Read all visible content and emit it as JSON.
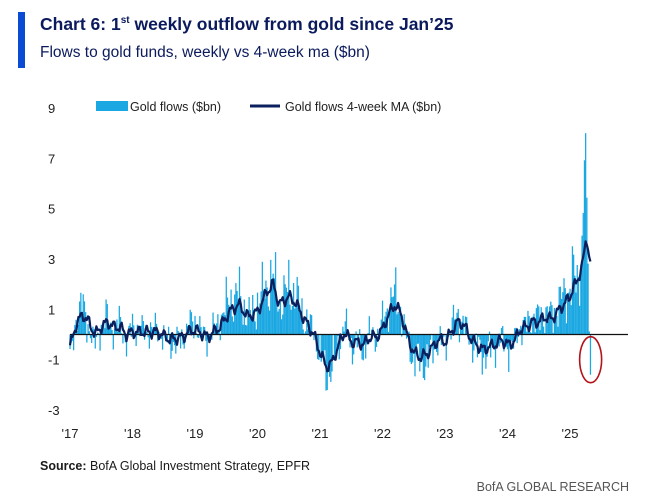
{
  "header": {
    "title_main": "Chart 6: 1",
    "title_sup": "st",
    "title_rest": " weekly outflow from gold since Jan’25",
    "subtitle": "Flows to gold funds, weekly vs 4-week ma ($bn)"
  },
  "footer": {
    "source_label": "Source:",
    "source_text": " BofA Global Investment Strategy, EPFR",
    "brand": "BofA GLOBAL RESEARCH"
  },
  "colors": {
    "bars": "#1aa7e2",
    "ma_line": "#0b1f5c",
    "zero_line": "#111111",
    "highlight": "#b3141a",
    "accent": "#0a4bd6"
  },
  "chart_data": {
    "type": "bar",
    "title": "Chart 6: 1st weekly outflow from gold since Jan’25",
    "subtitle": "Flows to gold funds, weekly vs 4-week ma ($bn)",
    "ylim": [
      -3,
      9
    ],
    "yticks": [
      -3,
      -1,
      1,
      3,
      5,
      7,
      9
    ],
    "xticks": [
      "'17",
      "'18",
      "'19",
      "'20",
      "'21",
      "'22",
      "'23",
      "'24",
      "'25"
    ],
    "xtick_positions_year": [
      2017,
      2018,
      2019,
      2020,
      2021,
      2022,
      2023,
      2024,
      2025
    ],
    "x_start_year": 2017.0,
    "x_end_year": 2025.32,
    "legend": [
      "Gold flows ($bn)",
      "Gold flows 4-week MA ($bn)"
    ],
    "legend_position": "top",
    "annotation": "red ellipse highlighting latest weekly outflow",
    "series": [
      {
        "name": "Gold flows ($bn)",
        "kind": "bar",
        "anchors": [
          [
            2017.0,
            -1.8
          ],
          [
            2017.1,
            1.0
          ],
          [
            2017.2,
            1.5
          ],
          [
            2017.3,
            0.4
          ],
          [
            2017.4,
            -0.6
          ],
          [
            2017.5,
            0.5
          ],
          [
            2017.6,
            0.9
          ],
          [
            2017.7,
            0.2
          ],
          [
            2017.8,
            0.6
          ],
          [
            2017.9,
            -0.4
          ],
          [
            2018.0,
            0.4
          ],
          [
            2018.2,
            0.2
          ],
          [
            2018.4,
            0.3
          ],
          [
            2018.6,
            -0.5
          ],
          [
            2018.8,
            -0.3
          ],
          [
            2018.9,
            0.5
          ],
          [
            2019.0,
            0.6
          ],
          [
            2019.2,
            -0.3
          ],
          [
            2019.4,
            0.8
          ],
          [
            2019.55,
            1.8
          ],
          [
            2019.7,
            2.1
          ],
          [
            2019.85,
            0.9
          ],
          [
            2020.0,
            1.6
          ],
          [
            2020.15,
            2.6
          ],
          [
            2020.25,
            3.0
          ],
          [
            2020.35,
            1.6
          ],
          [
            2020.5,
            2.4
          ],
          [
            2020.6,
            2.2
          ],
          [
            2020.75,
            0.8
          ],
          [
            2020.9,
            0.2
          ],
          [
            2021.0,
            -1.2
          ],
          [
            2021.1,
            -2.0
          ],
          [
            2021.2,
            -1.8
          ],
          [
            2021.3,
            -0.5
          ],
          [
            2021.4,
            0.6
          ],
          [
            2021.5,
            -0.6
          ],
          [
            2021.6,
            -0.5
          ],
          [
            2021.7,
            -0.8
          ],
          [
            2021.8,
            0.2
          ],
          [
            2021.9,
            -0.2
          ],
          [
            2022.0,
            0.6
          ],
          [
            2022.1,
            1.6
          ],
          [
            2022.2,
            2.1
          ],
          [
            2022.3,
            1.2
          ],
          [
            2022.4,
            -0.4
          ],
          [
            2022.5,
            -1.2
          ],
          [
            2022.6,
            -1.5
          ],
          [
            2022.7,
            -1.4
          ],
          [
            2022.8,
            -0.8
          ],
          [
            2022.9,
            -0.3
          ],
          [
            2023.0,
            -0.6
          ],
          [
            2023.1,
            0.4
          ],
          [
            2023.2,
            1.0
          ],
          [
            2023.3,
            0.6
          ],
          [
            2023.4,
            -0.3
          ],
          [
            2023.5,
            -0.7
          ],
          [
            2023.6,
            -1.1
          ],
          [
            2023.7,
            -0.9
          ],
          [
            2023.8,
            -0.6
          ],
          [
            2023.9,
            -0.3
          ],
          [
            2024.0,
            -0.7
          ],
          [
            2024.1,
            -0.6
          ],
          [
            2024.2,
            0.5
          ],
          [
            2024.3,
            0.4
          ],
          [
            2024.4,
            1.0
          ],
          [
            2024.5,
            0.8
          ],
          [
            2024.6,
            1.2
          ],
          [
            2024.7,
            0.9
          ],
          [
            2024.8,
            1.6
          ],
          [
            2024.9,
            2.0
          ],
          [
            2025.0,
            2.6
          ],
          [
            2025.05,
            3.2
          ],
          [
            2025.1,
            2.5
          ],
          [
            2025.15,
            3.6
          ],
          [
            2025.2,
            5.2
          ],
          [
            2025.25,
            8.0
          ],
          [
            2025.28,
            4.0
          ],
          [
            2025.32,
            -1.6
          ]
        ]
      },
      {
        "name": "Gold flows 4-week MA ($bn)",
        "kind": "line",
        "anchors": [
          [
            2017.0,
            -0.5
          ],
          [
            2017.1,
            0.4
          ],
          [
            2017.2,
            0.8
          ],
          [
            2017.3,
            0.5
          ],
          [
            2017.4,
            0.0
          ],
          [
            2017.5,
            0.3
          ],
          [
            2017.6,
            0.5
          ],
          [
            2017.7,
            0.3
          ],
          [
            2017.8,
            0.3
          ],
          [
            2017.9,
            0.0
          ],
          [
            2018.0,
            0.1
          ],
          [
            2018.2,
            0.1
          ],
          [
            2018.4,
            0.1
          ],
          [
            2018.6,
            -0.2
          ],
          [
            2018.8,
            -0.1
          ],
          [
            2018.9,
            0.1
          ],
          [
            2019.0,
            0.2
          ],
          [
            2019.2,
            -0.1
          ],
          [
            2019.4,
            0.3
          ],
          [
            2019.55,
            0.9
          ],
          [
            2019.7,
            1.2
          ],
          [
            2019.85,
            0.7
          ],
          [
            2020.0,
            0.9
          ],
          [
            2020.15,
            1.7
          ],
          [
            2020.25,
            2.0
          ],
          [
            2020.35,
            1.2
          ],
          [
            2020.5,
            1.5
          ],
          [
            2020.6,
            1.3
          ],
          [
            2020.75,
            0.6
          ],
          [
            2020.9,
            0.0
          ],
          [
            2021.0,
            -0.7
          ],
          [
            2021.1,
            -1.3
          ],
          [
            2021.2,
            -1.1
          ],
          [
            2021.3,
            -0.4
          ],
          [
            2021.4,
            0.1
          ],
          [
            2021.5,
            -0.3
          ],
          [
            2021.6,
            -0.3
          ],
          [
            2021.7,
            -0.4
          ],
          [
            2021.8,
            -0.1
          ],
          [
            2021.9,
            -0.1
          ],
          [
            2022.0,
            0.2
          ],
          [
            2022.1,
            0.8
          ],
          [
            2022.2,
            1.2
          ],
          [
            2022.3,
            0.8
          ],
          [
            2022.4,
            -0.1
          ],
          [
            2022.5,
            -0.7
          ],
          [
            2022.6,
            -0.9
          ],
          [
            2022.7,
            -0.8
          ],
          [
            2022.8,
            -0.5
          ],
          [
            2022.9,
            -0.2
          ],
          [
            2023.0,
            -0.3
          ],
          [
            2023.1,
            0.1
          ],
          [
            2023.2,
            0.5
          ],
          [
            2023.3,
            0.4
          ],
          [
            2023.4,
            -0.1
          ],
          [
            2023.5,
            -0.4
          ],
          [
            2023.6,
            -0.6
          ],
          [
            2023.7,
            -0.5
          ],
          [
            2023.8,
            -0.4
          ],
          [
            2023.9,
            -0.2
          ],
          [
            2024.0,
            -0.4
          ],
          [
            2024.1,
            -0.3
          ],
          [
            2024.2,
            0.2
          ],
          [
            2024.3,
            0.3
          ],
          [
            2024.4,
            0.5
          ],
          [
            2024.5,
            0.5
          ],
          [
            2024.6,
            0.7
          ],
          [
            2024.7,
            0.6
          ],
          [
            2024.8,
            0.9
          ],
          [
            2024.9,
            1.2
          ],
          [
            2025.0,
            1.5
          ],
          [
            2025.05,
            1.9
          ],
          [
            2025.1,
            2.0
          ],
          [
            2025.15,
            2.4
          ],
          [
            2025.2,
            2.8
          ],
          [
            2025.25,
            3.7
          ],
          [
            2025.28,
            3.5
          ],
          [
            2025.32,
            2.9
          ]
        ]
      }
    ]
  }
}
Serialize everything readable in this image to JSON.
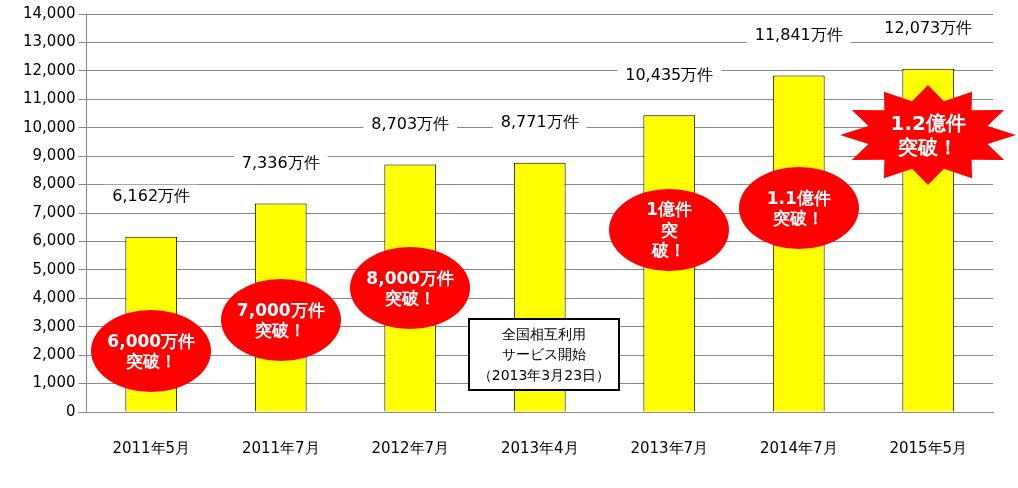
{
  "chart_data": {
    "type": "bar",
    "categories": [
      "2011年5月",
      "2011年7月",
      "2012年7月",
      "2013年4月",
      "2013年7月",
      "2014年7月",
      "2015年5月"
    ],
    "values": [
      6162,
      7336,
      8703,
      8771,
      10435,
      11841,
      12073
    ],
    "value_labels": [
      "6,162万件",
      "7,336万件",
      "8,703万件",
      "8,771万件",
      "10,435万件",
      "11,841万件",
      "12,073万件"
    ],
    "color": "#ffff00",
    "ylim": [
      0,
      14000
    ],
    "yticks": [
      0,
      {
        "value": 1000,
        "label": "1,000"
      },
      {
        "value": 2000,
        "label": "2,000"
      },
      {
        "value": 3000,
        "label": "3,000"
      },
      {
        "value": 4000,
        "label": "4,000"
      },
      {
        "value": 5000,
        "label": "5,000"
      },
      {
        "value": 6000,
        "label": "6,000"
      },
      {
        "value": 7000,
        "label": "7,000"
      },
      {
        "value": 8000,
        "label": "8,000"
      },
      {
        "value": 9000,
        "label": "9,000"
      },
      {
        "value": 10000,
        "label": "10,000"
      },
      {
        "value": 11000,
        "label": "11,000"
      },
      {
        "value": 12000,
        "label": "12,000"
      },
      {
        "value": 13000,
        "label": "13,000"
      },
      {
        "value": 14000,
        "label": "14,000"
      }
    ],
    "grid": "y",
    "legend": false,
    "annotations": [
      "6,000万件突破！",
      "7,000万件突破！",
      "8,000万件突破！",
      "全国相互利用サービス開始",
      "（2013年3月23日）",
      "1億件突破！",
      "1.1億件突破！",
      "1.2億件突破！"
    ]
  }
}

_ _ _ _ _ _ _

> Written instruction
Using the records above, pull out each line where the word "since" occurs.

> Solution below
    "title_rest": " weekly outflow from gold since Jan’25",
    "title": "Chart 6: 1st weekly outflow from gold since Jan’25",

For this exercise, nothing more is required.